GOAL — Repeat exactly the lines from the one containing "OCR this image." through the last line of the records below, both included, and nothing else.

GIVEN DATA —

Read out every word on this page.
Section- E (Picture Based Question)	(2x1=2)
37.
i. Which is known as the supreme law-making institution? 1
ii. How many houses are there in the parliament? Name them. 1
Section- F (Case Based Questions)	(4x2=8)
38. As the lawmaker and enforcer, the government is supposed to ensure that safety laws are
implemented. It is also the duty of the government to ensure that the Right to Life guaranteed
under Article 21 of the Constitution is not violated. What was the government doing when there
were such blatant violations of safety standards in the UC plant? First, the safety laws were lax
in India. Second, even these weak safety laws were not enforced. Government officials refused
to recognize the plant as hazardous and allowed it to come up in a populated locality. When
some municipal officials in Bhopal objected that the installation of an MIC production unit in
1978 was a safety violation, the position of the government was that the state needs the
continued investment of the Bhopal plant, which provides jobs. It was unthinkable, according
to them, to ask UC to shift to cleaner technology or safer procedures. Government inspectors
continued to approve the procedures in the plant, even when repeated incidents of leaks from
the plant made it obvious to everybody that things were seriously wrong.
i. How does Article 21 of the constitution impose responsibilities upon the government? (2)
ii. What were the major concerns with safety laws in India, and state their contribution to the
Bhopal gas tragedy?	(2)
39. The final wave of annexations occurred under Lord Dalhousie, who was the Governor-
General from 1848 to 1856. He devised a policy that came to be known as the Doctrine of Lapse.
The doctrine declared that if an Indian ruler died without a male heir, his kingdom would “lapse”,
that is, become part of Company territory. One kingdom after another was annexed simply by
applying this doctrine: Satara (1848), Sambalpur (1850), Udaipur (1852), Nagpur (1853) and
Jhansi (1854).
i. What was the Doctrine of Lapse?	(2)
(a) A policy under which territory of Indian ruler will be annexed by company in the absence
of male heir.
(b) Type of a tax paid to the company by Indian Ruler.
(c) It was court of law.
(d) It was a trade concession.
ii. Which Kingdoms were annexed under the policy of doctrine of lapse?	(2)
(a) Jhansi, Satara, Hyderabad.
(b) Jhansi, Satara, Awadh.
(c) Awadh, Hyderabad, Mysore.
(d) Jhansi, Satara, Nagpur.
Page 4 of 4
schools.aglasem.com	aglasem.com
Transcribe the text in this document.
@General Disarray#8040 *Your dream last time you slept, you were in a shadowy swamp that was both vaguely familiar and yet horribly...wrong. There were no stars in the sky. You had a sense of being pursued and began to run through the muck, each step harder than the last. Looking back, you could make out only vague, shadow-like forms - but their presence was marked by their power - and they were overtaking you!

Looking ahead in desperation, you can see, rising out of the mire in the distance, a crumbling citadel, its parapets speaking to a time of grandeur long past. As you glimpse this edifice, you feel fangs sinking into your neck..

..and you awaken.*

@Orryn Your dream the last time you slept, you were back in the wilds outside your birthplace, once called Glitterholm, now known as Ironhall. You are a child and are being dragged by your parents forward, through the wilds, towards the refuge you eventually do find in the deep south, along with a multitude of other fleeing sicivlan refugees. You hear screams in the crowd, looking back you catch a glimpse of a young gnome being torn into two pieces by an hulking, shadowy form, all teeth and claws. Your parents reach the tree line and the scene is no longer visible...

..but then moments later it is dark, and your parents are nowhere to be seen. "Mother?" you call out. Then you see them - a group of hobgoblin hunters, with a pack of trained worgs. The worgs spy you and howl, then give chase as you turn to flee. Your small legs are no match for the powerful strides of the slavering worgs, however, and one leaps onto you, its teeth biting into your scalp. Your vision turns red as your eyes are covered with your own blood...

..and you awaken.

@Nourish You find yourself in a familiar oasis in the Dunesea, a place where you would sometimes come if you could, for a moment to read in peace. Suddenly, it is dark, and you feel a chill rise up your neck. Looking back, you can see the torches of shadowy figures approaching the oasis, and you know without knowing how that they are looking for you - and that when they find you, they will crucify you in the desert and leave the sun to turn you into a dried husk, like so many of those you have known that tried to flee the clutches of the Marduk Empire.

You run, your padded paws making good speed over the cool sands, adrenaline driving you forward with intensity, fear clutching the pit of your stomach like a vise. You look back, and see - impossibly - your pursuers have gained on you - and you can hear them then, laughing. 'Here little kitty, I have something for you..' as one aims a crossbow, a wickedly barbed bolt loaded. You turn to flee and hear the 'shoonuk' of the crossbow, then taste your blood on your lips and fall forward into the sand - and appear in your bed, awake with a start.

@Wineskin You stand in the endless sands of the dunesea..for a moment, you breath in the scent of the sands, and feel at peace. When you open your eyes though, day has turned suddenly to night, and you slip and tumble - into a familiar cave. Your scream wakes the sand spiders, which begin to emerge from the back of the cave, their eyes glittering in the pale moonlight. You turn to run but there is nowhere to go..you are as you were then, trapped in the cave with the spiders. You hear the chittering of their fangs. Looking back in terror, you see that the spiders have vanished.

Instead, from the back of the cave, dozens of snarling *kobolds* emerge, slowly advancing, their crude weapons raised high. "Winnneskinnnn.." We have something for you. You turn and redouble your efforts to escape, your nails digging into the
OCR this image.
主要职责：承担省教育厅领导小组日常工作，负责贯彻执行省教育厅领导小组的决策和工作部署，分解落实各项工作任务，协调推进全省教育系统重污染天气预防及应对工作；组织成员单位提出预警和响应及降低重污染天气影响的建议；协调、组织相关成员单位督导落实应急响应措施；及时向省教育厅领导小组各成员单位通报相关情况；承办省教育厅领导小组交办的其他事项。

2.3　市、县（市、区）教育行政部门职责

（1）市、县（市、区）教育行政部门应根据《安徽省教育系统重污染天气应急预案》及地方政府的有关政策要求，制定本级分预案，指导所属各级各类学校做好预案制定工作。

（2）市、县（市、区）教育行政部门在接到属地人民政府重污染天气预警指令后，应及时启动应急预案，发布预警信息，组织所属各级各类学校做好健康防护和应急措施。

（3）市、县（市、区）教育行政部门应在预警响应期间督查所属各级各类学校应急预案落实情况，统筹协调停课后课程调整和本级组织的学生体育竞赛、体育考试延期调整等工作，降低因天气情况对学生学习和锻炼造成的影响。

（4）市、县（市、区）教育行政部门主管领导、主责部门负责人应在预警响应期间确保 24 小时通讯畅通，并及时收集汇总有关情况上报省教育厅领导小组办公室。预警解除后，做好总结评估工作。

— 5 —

THE REPLY —
OCR this image.
主要职责：承担省教育厅领导小组日常工作，负责贯彻执行省教育厅领导小组的决策和工作部署，分解落实各项工作任务，协调推进全省教育系统重污染天气预防及应对工作；组织成员单位提出预警和响应及降低重污染天气影响的建议；协调、组织相关成员单位督导落实应急响应措施；及时向省教育厅领导小组各成员单位通报相关情况；承办省教育厅领导小组交办的其他事项。

2.3　市、县（市、区）教育行政部门职责

（1）市、县（市、区）教育行政部门应根据《安徽省教育系统重污染天气应急预案》及地方政府的有关政策要求，制定本级分预案，指导所属各级各类学校做好预案制定工作。

（2）市、县（市、区）教育行政部门在接到属地人民政府重污染天气预警指令后，应及时启动应急预案，发布预警信息，组织所属各级各类学校做好健康防护和应急措施。

（3）市、县（市、区）教育行政部门应在预警响应期间督查所属各级各类学校应急预案落实情况，统筹协调停课后课程调整和本级组织的学生体育竞赛、体育考试延期调整等工作，降低因天气情况对学生学习和锻炼造成的影响。

（4）市、县（市、区）教育行政部门主管领导、主责部门负责人应在预警响应期间确保 24 小时通讯畅通，并及时收集汇总有关情况上报省教育厅领导小组办公室。预警解除后，做好总结评估工作。

— 5 —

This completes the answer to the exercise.